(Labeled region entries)
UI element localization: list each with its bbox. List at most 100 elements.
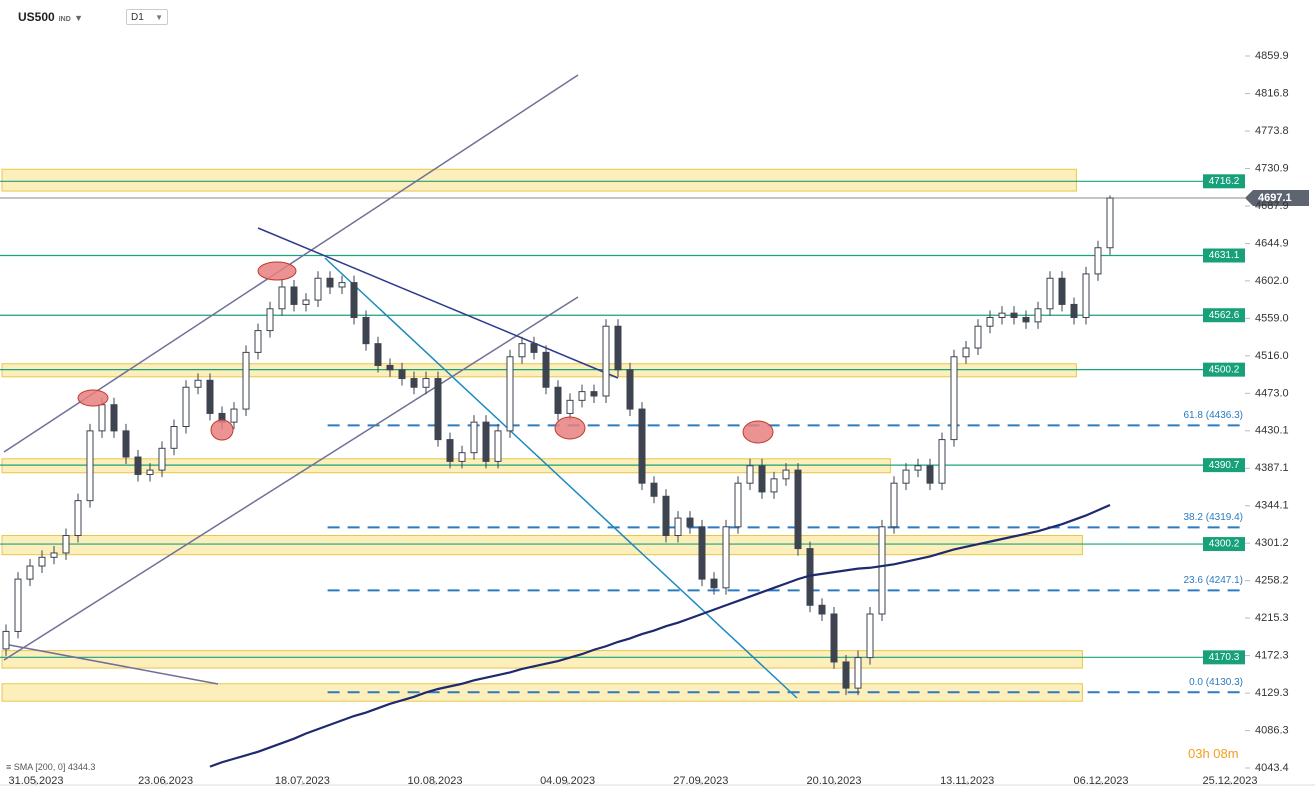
- candle-body: [602, 325, 610, 397]
- candle-body: [662, 495, 670, 537]
- level-label: 4631.1: [1209, 250, 1240, 261]
- candle-body: [746, 465, 754, 484]
- candle-body: [722, 526, 730, 589]
- candle-body: [278, 286, 286, 310]
- level-tag: [1203, 650, 1245, 665]
- zone: [1, 650, 1083, 669]
- candle-body: [326, 277, 334, 288]
- candle-body: [998, 312, 1006, 319]
- y-tick-label: 4430.1: [1255, 425, 1289, 437]
- trend-line: [324, 257, 798, 699]
- candle-body: [350, 282, 358, 319]
- channel-line: [3, 74, 579, 453]
- indicator-name: SMA: [13, 762, 33, 772]
- y-tick-label: 4559.0: [1255, 312, 1289, 324]
- timeframe-select[interactable]: D1 ▼: [126, 9, 168, 25]
- level-label: 4390.7: [1209, 460, 1240, 471]
- x-tick-label: 31.05.2023: [8, 775, 63, 787]
- candle-body: [782, 469, 790, 480]
- last-price-tag: [1245, 189, 1309, 206]
- marker: [210, 419, 234, 441]
- x-tick-label: 20.10.2023: [806, 775, 861, 787]
- candle-body: [794, 469, 802, 550]
- level-label: 4562.6: [1209, 310, 1240, 321]
- marker: [742, 420, 774, 444]
- candle-body: [914, 465, 922, 471]
- candle-body: [590, 391, 598, 397]
- fib-label: 23.6 (4247.1): [1184, 575, 1244, 586]
- level-tag: [1203, 458, 1245, 473]
- drawings: [3, 74, 798, 699]
- channel-line: [3, 296, 579, 661]
- candle-body: [770, 478, 778, 493]
- candle-body: [470, 421, 478, 454]
- y-tick-label: 4387.1: [1255, 462, 1289, 474]
- candle-body: [386, 364, 394, 371]
- candle-body: [410, 378, 418, 388]
- candle-body: [878, 526, 886, 615]
- candle-body: [26, 565, 34, 580]
- candle-body: [818, 604, 826, 615]
- candle-body: [194, 379, 202, 388]
- indicator-value: 4344.3: [67, 762, 96, 772]
- candle-body: [266, 308, 274, 332]
- candle-body: [638, 408, 646, 484]
- candle-body: [242, 351, 250, 410]
- candle-body: [962, 347, 970, 358]
- candle-body: [950, 356, 958, 441]
- candle-body: [62, 535, 70, 554]
- level-tag: [1203, 537, 1245, 552]
- candle-body: [530, 343, 538, 353]
- candle-body: [926, 465, 934, 484]
- candle-body: [938, 439, 946, 484]
- candle-body: [122, 430, 130, 458]
- timeframe[interactable]: D1: [131, 12, 144, 23]
- x-tick-label: 25.12.2023: [1202, 775, 1257, 787]
- candle-body: [614, 325, 622, 371]
- candle-body: [50, 552, 58, 558]
- candle-body: [314, 277, 322, 301]
- level-label: 4716.2: [1209, 176, 1240, 187]
- zone: [1, 683, 1083, 702]
- candle-body: [38, 556, 46, 567]
- fib-label: 38.2 (4319.4): [1184, 512, 1244, 523]
- candle-body: [866, 613, 874, 659]
- symbol-name[interactable]: US500: [18, 10, 55, 24]
- y-tick-label: 4043.4: [1255, 762, 1289, 774]
- y-tick-label: 4602.0: [1255, 275, 1289, 287]
- candle-body: [1022, 317, 1030, 323]
- level-tag: [1203, 362, 1245, 377]
- x-tick-label: 18.07.2023: [275, 775, 330, 787]
- sma-line: [209, 503, 1111, 768]
- candle-body: [1106, 197, 1114, 249]
- candle-body: [734, 482, 742, 528]
- y-tick-label: 4301.2: [1255, 537, 1289, 549]
- candle-body: [134, 456, 142, 475]
- candle-body: [482, 421, 490, 462]
- x-tick-label: 13.11.2023: [940, 775, 994, 787]
- y-tick-label: 4215.3: [1255, 612, 1289, 624]
- candle-body: [890, 482, 898, 528]
- price-axis: [1245, 0, 1315, 799]
- marker: [77, 389, 109, 407]
- symbol[interactable]: US500 IND ▼: [18, 10, 84, 24]
- candle-body: [230, 408, 238, 423]
- indicator-legend: ≡ SMA [200, 0] 4344.3: [6, 762, 96, 772]
- x-tick-label: 06.12.2023: [1073, 775, 1128, 787]
- candle-body: [362, 317, 370, 345]
- last-price-label: 4697.1: [1258, 192, 1292, 204]
- y-tick-label: 4086.3: [1255, 724, 1289, 736]
- trend-line: [3, 643, 219, 685]
- indicator-params: [200, 0]: [35, 762, 66, 772]
- x-tick-label: 27.09.2023: [673, 775, 728, 787]
- y-tick-label: 4258.2: [1255, 575, 1289, 587]
- candle-body: [842, 661, 850, 689]
- candle-body: [86, 430, 94, 502]
- y-tick-label: 4816.8: [1255, 87, 1289, 99]
- candle-body: [422, 378, 430, 388]
- candle-body: [1034, 308, 1042, 323]
- trend-line: [257, 227, 619, 379]
- zone: [1, 458, 891, 474]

What is asked:
Switch each "candle-body" in the rows to "bar-body" and write the rows out again with everything else unchanged. Omit the pictures.

Solved exercise:
UI element localization: list each with its bbox. List at most 100 elements.
- bar-body: [602, 325, 610, 397]
- bar-body: [662, 495, 670, 537]
- level-label: 4631.1: [1209, 250, 1240, 261]
- bar-body: [746, 465, 754, 484]
- bar-body: [722, 526, 730, 589]
- bar-body: [278, 286, 286, 310]
- level-tag: [1203, 650, 1245, 665]
- zone: [1, 650, 1083, 669]
- bar-body: [326, 277, 334, 288]
- bar-body: [998, 312, 1006, 319]
- y-tick-label: 4430.1: [1255, 425, 1289, 437]
- trend-line: [324, 257, 798, 699]
- bar-body: [350, 282, 358, 319]
- channel-line: [3, 74, 579, 453]
- indicator-name: SMA: [13, 762, 33, 772]
- y-tick-label: 4559.0: [1255, 312, 1289, 324]
- timeframe-select[interactable]: D1 ▼: [126, 9, 168, 25]
- level-label: 4390.7: [1209, 460, 1240, 471]
- x-tick-label: 31.05.2023: [8, 775, 63, 787]
- bar-body: [782, 469, 790, 480]
- last-price-tag: [1245, 189, 1309, 206]
- marker: [210, 419, 234, 441]
- x-tick-label: 20.10.2023: [806, 775, 861, 787]
- bar-body: [794, 469, 802, 550]
- level-label: 4562.6: [1209, 310, 1240, 321]
- marker: [742, 420, 774, 444]
- bar-body: [914, 465, 922, 471]
- bar-body: [590, 391, 598, 397]
- fib-label: 23.6 (4247.1): [1184, 575, 1244, 586]
- level-tag: [1203, 458, 1245, 473]
- drawings: [3, 74, 798, 699]
- channel-line: [3, 296, 579, 661]
- bar-body: [770, 478, 778, 493]
- bar-body: [470, 421, 478, 454]
- y-tick-label: 4387.1: [1255, 462, 1289, 474]
- bar-body: [386, 364, 394, 371]
- bar-body: [410, 378, 418, 388]
- bar-body: [878, 526, 886, 615]
- bar-body: [26, 565, 34, 580]
- bar-body: [818, 604, 826, 615]
- bar-body: [194, 379, 202, 388]
- indicator-value: 4344.3: [67, 762, 96, 772]
- bar-body: [266, 308, 274, 332]
- bar-body: [638, 408, 646, 484]
- bar-body: [242, 351, 250, 410]
- bar-body: [962, 347, 970, 358]
- bar-body: [950, 356, 958, 441]
- bar-body: [62, 535, 70, 554]
- level-tag: [1203, 537, 1245, 552]
- bar-body: [530, 343, 538, 353]
- bar-body: [926, 465, 934, 484]
- bar-body: [938, 439, 946, 484]
- bar-body: [122, 430, 130, 458]
- timeframe[interactable]: D1: [131, 12, 144, 23]
- x-tick-label: 25.12.2023: [1202, 775, 1257, 787]
- bar-body: [614, 325, 622, 371]
- bar-body: [50, 552, 58, 558]
- bar-body: [314, 277, 322, 301]
- level-label: 4716.2: [1209, 176, 1240, 187]
- zone: [1, 683, 1083, 702]
- bar-body: [38, 556, 46, 567]
- fib-label: 38.2 (4319.4): [1184, 512, 1244, 523]
- bar-body: [866, 613, 874, 659]
- symbol-name[interactable]: US500: [18, 10, 55, 24]
- y-tick-label: 4043.4: [1255, 762, 1289, 774]
- y-tick-label: 4602.0: [1255, 275, 1289, 287]
- bar-body: [1022, 317, 1030, 323]
- level-tag: [1203, 362, 1245, 377]
- x-tick-label: 18.07.2023: [275, 775, 330, 787]
- sma-line: [209, 503, 1111, 768]
- bar-body: [1106, 197, 1114, 249]
- bar-body: [734, 482, 742, 528]
- y-tick-label: 4301.2: [1255, 537, 1289, 549]
- bar-body: [134, 456, 142, 475]
- bar-body: [482, 421, 490, 462]
- x-tick-label: 13.11.2023: [940, 775, 994, 787]
- y-tick-label: 4215.3: [1255, 612, 1289, 624]
- bar-body: [890, 482, 898, 528]
- price-axis: [1245, 0, 1315, 799]
- marker: [77, 389, 109, 407]
- symbol[interactable]: US500 IND ▼: [18, 10, 84, 24]
- bar-body: [230, 408, 238, 423]
- indicator-legend: ≡ SMA [200, 0] 4344.3: [6, 762, 96, 772]
- x-tick-label: 06.12.2023: [1073, 775, 1128, 787]
- bar-body: [362, 317, 370, 345]
- last-price-label: 4697.1: [1258, 192, 1292, 204]
- y-tick-label: 4086.3: [1255, 724, 1289, 736]
- trend-line: [3, 643, 219, 685]
- indicator-params: [200, 0]: [35, 762, 66, 772]
- x-tick-label: 27.09.2023: [673, 775, 728, 787]
- y-tick-label: 4258.2: [1255, 575, 1289, 587]
- bar-body: [842, 661, 850, 689]
- bar-body: [86, 430, 94, 502]
- y-tick-label: 4816.8: [1255, 87, 1289, 99]
- bar-body: [422, 378, 430, 388]
- bar-body: [1034, 308, 1042, 323]
- trend-line: [257, 227, 619, 379]
- zone: [1, 458, 891, 474]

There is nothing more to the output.